Output the data below in full, byte for byte. Nothing may differ.

════════════════

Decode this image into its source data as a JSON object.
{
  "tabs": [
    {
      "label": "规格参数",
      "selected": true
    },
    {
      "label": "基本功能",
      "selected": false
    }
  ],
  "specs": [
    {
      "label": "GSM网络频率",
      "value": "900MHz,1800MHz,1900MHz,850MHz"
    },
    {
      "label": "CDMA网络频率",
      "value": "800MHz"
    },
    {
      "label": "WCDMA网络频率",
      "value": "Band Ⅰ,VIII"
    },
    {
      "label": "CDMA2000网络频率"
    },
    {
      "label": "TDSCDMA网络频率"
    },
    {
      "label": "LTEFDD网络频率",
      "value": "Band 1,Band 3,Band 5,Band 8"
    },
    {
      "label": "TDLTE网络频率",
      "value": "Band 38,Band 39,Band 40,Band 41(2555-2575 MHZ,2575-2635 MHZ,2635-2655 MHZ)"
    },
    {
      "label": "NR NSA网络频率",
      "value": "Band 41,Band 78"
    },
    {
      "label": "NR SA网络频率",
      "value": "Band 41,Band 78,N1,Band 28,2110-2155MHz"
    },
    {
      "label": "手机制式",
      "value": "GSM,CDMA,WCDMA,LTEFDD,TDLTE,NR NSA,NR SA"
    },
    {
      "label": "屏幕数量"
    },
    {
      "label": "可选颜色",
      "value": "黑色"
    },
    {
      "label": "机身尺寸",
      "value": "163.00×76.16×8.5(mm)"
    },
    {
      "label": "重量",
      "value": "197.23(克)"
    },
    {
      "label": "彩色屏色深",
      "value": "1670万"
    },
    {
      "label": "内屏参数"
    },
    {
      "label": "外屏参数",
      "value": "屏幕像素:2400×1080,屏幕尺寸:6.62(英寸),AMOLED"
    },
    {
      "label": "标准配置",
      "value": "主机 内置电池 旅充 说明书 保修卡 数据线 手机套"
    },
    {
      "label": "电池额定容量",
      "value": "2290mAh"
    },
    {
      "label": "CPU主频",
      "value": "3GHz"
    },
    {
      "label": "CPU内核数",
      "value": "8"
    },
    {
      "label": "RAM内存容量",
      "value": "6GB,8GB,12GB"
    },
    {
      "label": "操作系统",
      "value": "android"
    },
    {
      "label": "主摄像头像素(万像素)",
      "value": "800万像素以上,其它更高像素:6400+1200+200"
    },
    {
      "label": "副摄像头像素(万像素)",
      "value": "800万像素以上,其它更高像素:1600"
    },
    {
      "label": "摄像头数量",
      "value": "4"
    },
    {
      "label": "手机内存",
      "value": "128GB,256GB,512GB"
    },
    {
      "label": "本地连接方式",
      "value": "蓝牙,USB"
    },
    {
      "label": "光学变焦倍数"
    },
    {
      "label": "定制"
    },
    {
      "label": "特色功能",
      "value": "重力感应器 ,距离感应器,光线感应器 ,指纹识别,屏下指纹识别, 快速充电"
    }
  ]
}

════════════════

▶ _Output_
Decode this image into its source data as a JSON object.
{
  "tabs": [
    {
      "label": "规格参数",
      "selected": true
    },
    {
      "label": "基本功能",
      "selected": false
    }
  ],
  "specs": [
    {
      "label": "GSM网络频率",
      "value": "900MHz,1800MHz,1900MHz,850MHz"
    },
    {
      "label": "CDMA网络频率",
      "value": "800MHz"
    },
    {
      "label": "WCDMA网络频率",
      "value": "Band Ⅰ,VIII"
    },
    {
      "label": "CDMA2000网络频率"
    },
    {
      "label": "TDSCDMA网络频率"
    },
    {
      "label": "LTEFDD网络频率",
      "value": "Band 1,Band 3,Band 5,Band 8"
    },
    {
      "label": "TDLTE网络频率",
      "value": "Band 38,Band 39,Band 40,Band 41(2555-2575 MHZ,2575-2635 MHZ,2635-2655 MHZ)"
    },
    {
      "label": "NR NSA网络频率",
      "value": "Band 41,Band 78"
    },
    {
      "label": "NR SA网络频率",
      "value": "Band 41,Band 78,N1,Band 28,2110-2155MHz"
    },
    {
      "label": "手机制式",
      "value": "GSM,CDMA,WCDMA,LTEFDD,TDLTE,NR NSA,NR SA"
    },
    {
      "label": "屏幕数量"
    },
    {
      "label": "可选颜色",
      "value": "黑色"
    },
    {
      "label": "机身尺寸",
      "value": "163.00×76.16×8.5(mm)"
    },
    {
      "label": "重量",
      "value": "197.23(克)"
    },
    {
      "label": "彩色屏色深",
      "value": "1670万"
    },
    {
      "label": "内屏参数"
    },
    {
      "label": "外屏参数",
      "value": "屏幕像素:2400×1080,屏幕尺寸:6.62(英寸),AMOLED"
    },
    {
      "label": "标准配置",
      "value": "主机 内置电池 旅充 说明书 保修卡 数据线 手机套"
    },
    {
      "label": "电池额定容量",
      "value": "2290mAh"
    },
    {
      "label": "CPU主频",
      "value": "3GHz"
    },
    {
      "label": "CPU内核数",
      "value": "8"
    },
    {
      "label": "RAM内存容量",
      "value": "6GB,8GB,12GB"
    },
    {
      "label": "操作系统",
      "value": "android"
    },
    {
      "label": "主摄像头像素(万像素)",
      "value": "800万像素以上,其它更高像素:6400+1200+200"
    },
    {
      "label": "副摄像头像素(万像素)",
      "value": "800万像素以上,其它更高像素:1600"
    },
    {
      "label": "摄像头数量",
      "value": "4"
    },
    {
      "label": "手机内存",
      "value": "128GB,256GB,512GB"
    },
    {
      "label": "本地连接方式",
      "value": "蓝牙,USB"
    },
    {
      "label": "光学变焦倍数"
    },
    {
      "label": "定制"
    },
    {
      "label": "特色功能",
      "value": "重力感应器 ,距离感应器,光线感应器 ,指纹识别,屏下指纹识别, 快速充电"
    }
  ]
}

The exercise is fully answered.